__MATERIAL FOR THIS TASK__
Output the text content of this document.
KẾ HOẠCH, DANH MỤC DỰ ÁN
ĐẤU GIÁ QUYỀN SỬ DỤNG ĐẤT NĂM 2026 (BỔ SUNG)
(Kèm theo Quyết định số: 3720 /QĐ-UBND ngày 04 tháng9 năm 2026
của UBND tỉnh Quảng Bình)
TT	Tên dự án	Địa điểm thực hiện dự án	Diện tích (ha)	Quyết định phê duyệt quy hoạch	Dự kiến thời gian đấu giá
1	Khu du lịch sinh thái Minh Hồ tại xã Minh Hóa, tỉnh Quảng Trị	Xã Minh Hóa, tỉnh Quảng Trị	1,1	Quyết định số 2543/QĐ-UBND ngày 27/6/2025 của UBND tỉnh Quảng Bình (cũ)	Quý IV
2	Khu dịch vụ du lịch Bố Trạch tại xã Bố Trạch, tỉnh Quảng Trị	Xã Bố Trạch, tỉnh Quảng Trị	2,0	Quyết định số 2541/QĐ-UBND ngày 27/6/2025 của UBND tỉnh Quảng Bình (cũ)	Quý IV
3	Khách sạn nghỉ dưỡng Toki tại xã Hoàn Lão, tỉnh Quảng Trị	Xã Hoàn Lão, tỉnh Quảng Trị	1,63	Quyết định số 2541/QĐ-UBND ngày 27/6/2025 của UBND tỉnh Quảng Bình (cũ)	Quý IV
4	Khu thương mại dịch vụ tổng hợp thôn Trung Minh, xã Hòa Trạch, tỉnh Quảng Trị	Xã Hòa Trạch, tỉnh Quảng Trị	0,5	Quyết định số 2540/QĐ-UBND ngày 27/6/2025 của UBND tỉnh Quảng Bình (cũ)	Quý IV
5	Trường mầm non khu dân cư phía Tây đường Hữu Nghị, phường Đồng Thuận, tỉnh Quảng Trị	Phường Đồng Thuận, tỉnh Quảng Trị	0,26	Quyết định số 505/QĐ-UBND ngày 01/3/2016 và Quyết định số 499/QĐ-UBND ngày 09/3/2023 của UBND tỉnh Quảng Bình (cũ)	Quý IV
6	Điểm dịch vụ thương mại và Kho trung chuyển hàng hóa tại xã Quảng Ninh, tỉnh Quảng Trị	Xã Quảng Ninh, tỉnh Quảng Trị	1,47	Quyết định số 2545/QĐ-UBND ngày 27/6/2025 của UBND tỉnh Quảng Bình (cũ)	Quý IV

__WRITTEN EXERCISE__
Return all lines containing "lịch".

__FULL ANSWER__
1	Khu du lịch sinh thái Minh Hồ tại xã Minh Hóa, tỉnh Quảng Trị	Xã Minh Hóa, tỉnh Quảng Trị	1,1	Quyết định số 2543/QĐ-UBND ngày 27/6/2025 của UBND tỉnh Quảng Bình (cũ)	Quý IV
2	Khu dịch vụ du lịch Bố Trạch tại xã Bố Trạch, tỉnh Quảng Trị	Xã Bố Trạch, tỉnh Quảng Trị	2,0	Quyết định số 2541/QĐ-UBND ngày 27/6/2025 của UBND tỉnh Quảng Bình (cũ)	Quý IV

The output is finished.